§ **What you will do**: In the listing below, locate the lines that hold "Kapitel" and copy them.

§ **Raw data**:

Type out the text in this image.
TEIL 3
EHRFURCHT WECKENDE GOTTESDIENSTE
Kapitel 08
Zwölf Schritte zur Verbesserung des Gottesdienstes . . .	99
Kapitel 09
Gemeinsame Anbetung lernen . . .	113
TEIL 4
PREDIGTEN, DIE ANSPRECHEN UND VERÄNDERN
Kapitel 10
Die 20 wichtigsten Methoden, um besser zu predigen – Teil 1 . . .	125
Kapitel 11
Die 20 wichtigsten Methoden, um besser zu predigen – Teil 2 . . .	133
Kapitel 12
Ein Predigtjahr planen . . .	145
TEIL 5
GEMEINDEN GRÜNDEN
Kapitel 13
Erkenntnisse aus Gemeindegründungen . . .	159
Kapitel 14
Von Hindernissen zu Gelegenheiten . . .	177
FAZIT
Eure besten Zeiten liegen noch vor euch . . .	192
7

§ **The answer**:
Kapitel 08
Kapitel 09
Kapitel 10
Kapitel 11
Kapitel 12
Kapitel 13
Kapitel 14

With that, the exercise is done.